▶ Exercise requirements:
The whole listing below should be output again, word for word.

--- Data extract Enclosed Below ---

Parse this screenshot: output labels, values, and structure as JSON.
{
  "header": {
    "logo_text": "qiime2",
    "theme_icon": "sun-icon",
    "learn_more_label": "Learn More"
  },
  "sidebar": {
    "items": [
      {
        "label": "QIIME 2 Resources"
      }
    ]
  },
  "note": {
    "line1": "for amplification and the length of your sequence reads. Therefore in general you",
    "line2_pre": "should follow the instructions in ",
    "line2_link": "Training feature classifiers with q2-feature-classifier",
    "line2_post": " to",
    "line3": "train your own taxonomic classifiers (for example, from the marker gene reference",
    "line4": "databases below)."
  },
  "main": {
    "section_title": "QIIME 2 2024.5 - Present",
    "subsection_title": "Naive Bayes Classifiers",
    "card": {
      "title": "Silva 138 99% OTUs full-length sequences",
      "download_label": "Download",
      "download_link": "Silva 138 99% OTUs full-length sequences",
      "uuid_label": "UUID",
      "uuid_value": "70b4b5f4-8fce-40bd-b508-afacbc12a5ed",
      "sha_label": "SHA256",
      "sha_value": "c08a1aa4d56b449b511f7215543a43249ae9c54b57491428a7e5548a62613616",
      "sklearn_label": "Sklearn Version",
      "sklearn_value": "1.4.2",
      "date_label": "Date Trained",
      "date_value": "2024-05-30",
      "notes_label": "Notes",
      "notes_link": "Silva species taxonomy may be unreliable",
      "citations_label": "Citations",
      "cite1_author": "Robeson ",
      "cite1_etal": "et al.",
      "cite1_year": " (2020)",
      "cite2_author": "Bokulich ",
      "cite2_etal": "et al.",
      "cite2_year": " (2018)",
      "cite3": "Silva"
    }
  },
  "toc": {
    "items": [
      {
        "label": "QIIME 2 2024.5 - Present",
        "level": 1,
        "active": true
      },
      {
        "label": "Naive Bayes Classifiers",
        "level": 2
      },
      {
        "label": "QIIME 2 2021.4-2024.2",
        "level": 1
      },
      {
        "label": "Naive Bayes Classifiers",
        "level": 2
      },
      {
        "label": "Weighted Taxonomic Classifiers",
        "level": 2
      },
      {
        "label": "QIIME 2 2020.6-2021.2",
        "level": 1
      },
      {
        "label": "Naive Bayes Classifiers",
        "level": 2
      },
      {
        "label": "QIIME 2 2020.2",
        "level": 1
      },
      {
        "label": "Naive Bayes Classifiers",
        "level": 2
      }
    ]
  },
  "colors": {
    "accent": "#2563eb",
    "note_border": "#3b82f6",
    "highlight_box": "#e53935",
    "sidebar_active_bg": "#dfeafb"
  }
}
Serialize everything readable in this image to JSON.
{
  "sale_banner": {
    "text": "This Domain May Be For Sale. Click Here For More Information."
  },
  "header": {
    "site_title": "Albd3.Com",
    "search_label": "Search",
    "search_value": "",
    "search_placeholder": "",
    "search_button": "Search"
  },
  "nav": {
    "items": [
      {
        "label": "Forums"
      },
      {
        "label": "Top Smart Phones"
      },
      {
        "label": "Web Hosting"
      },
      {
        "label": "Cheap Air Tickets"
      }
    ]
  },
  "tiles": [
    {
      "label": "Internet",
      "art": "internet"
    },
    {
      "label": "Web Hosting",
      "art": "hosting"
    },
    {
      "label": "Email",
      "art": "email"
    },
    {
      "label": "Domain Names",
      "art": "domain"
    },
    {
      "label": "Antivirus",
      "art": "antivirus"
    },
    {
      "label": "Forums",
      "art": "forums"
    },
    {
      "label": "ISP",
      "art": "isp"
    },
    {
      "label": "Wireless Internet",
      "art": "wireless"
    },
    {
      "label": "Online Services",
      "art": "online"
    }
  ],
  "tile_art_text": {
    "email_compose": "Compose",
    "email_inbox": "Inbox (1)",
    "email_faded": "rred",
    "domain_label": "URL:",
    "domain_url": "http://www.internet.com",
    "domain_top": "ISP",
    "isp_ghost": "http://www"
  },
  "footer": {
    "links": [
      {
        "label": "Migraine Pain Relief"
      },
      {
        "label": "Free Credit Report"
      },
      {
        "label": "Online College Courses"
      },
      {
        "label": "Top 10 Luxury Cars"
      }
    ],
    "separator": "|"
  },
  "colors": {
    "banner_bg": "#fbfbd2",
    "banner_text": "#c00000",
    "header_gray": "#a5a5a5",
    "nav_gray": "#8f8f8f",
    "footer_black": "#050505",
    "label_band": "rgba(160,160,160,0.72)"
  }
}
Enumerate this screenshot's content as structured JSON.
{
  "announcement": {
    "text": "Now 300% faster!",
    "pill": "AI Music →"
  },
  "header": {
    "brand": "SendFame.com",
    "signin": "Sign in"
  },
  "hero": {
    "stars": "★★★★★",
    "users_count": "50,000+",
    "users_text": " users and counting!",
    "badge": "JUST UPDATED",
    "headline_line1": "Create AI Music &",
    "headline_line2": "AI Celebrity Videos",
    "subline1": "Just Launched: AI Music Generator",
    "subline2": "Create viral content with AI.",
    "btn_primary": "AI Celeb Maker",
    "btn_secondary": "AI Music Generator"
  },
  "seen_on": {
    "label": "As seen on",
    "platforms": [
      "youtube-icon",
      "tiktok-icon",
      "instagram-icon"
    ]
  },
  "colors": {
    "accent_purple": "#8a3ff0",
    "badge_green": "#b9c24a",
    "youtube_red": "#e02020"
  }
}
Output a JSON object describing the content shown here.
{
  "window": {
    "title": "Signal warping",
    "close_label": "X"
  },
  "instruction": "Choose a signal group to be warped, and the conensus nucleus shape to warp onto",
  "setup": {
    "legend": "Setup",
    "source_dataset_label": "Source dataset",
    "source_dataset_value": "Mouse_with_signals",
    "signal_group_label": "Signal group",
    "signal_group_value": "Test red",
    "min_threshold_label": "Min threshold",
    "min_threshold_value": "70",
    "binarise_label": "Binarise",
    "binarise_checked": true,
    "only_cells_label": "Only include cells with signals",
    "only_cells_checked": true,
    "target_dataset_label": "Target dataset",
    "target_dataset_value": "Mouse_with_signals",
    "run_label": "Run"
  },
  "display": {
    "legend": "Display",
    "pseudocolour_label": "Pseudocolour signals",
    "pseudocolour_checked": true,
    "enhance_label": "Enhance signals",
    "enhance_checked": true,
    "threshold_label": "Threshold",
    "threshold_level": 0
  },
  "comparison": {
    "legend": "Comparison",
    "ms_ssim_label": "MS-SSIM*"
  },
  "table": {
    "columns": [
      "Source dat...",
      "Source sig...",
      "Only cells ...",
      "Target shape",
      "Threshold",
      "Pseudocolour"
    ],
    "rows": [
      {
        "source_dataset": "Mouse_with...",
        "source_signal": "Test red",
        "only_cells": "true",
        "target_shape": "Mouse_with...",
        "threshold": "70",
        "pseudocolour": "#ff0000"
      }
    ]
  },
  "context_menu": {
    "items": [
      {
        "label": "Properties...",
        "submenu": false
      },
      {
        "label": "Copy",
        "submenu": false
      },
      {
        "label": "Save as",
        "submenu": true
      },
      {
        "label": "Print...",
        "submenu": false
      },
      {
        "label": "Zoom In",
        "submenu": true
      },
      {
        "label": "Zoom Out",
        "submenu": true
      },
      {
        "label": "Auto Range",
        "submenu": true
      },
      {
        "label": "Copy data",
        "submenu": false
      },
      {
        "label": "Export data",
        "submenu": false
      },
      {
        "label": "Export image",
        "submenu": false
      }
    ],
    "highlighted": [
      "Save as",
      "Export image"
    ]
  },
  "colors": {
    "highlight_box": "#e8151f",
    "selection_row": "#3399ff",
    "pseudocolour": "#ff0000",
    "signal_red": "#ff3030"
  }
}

--- End of Enclosed Data extract ---

▶ Result below:
Parse this screenshot: output labels, values, and structure as JSON.
{
  "header": {
    "logo_text": "qiime2",
    "theme_icon": "sun-icon",
    "learn_more_label": "Learn More"
  },
  "sidebar": {
    "items": [
      {
        "label": "QIIME 2 Resources"
      }
    ]
  },
  "note": {
    "line1": "for amplification and the length of your sequence reads. Therefore in general you",
    "line2_pre": "should follow the instructions in ",
    "line2_link": "Training feature classifiers with q2-feature-classifier",
    "line2_post": " to",
    "line3": "train your own taxonomic classifiers (for example, from the marker gene reference",
    "line4": "databases below)."
  },
  "main": {
    "section_title": "QIIME 2 2024.5 - Present",
    "subsection_title": "Naive Bayes Classifiers",
    "card": {
      "title": "Silva 138 99% OTUs full-length sequences",
      "download_label": "Download",
      "download_link": "Silva 138 99% OTUs full-length sequences",
      "uuid_label": "UUID",
      "uuid_value": "70b4b5f4-8fce-40bd-b508-afacbc12a5ed",
      "sha_label": "SHA256",
      "sha_value": "c08a1aa4d56b449b511f7215543a43249ae9c54b57491428a7e5548a62613616",
      "sklearn_label": "Sklearn Version",
      "sklearn_value": "1.4.2",
      "date_label": "Date Trained",
      "date_value": "2024-05-30",
      "notes_label": "Notes",
      "notes_link": "Silva species taxonomy may be unreliable",
      "citations_label": "Citations",
      "cite1_author": "Robeson ",
      "cite1_etal": "et al.",
      "cite1_year": " (2020)",
      "cite2_author": "Bokulich ",
      "cite2_etal": "et al.",
      "cite2_year": " (2018)",
      "cite3": "Silva"
    }
  },
  "toc": {
    "items": [
      {
        "label": "QIIME 2 2024.5 - Present",
        "level": 1,
        "active": true
      },
      {
        "label": "Naive Bayes Classifiers",
        "level": 2
      },
      {
        "label": "QIIME 2 2021.4-2024.2",
        "level": 1
      },
      {
        "label": "Naive Bayes Classifiers",
        "level": 2
      },
      {
        "label": "Weighted Taxonomic Classifiers",
        "level": 2
      },
      {
        "label": "QIIME 2 2020.6-2021.2",
        "level": 1
      },
      {
        "label": "Naive Bayes Classifiers",
        "level": 2
      },
      {
        "label": "QIIME 2 2020.2",
        "level": 1
      },
      {
        "label": "Naive Bayes Classifiers",
        "level": 2
      }
    ]
  },
  "colors": {
    "accent": "#2563eb",
    "note_border": "#3b82f6",
    "highlight_box": "#e53935",
    "sidebar_active_bg": "#dfeafb"
  }
}
Serialize everything readable in this image to JSON.
{
  "sale_banner": {
    "text": "This Domain May Be For Sale. Click Here For More Information."
  },
  "header": {
    "site_title": "Albd3.Com",
    "search_label": "Search",
    "search_value": "",
    "search_placeholder": "",
    "search_button": "Search"
  },
  "nav": {
    "items": [
      {
        "label": "Forums"
      },
      {
        "label": "Top Smart Phones"
      },
      {
        "label": "Web Hosting"
      },
      {
        "label": "Cheap Air Tickets"
      }
    ]
  },
  "tiles": [
    {
      "label": "Internet",
      "art": "internet"
    },
    {
      "label": "Web Hosting",
      "art": "hosting"
    },
    {
      "label": "Email",
      "art": "email"
    },
    {
      "label": "Domain Names",
      "art": "domain"
    },
    {
      "label": "Antivirus",
      "art": "antivirus"
    },
    {
      "label": "Forums",
      "art": "forums"
    },
    {
      "label": "ISP",
      "art": "isp"
    },
    {
      "label": "Wireless Internet",
      "art": "wireless"
    },
    {
      "label": "Online Services",
      "art": "online"
    }
  ],
  "tile_art_text": {
    "email_compose": "Compose",
    "email_inbox": "Inbox (1)",
    "email_faded": "rred",
    "domain_label": "URL:",
    "domain_url": "http://www.internet.com",
    "domain_top": "ISP",
    "isp_ghost": "http://www"
  },
  "footer": {
    "links": [
      {
        "label": "Migraine Pain Relief"
      },
      {
        "label": "Free Credit Report"
      },
      {
        "label": "Online College Courses"
      },
      {
        "label": "Top 10 Luxury Cars"
      }
    ],
    "separator": "|"
  },
  "colors": {
    "banner_bg": "#fbfbd2",
    "banner_text": "#c00000",
    "header_gray": "#a5a5a5",
    "nav_gray": "#8f8f8f",
    "footer_black": "#050505",
    "label_band": "rgba(160,160,160,0.72)"
  }
}
Enumerate this screenshot's content as structured JSON.
{
  "announcement": {
    "text": "Now 300% faster!",
    "pill": "AI Music →"
  },
  "header": {
    "brand": "SendFame.com",
    "signin": "Sign in"
  },
  "hero": {
    "stars": "★★★★★",
    "users_count": "50,000+",
    "users_text": " users and counting!",
    "badge": "JUST UPDATED",
    "headline_line1": "Create AI Music &",
    "headline_line2": "AI Celebrity Videos",
    "subline1": "Just Launched: AI Music Generator",
    "subline2": "Create viral content with AI.",
    "btn_primary": "AI Celeb Maker",
    "btn_secondary": "AI Music Generator"
  },
  "seen_on": {
    "label": "As seen on",
    "platforms": [
      "youtube-icon",
      "tiktok-icon",
      "instagram-icon"
    ]
  },
  "colors": {
    "accent_purple": "#8a3ff0",
    "badge_green": "#b9c24a",
    "youtube_red": "#e02020"
  }
}
Output a JSON object describing the content shown here.
{
  "window": {
    "title": "Signal warping",
    "close_label": "X"
  },
  "instruction": "Choose a signal group to be warped, and the conensus nucleus shape to warp onto",
  "setup": {
    "legend": "Setup",
    "source_dataset_label": "Source dataset",
    "source_dataset_value": "Mouse_with_signals",
    "signal_group_label": "Signal group",
    "signal_group_value": "Test red",
    "min_threshold_label": "Min threshold",
    "min_threshold_value": "70",
    "binarise_label": "Binarise",
    "binarise_checked": true,
    "only_cells_label": "Only include cells with signals",
    "only_cells_checked": true,
    "target_dataset_label": "Target dataset",
    "target_dataset_value": "Mouse_with_signals",
    "run_label": "Run"
  },
  "display": {
    "legend": "Display",
    "pseudocolour_label": "Pseudocolour signals",
    "pseudocolour_checked": true,
    "enhance_label": "Enhance signals",
    "enhance_checked": true,
    "threshold_label": "Threshold",
    "threshold_level": 0
  },
  "comparison": {
    "legend": "Comparison",
    "ms_ssim_label": "MS-SSIM*"
  },
  "table": {
    "columns": [
      "Source dat...",
      "Source sig...",
      "Only cells ...",
      "Target shape",
      "Threshold",
      "Pseudocolour"
    ],
    "rows": [
      {
        "source_dataset": "Mouse_with...",
        "source_signal": "Test red",
        "only_cells": "true",
        "target_shape": "Mouse_with...",
        "threshold": "70",
        "pseudocolour": "#ff0000"
      }
    ]
  },
  "context_menu": {
    "items": [
      {
        "label": "Properties...",
        "submenu": false
      },
      {
        "label": "Copy",
        "submenu": false
      },
      {
        "label": "Save as",
        "submenu": true
      },
      {
        "label": "Print...",
        "submenu": false
      },
      {
        "label": "Zoom In",
        "submenu": true
      },
      {
        "label": "Zoom Out",
        "submenu": true
      },
      {
        "label": "Auto Range",
        "submenu": true
      },
      {
        "label": "Copy data",
        "submenu": false
      },
      {
        "label": "Export data",
        "submenu": false
      },
      {
        "label": "Export image",
        "submenu": false
      }
    ],
    "highlighted": [
      "Save as",
      "Export image"
    ]
  },
  "colors": {
    "highlight_box": "#e8151f",
    "selection_row": "#3399ff",
    "pseudocolour": "#ff0000",
    "signal_red": "#ff3030"
  }
}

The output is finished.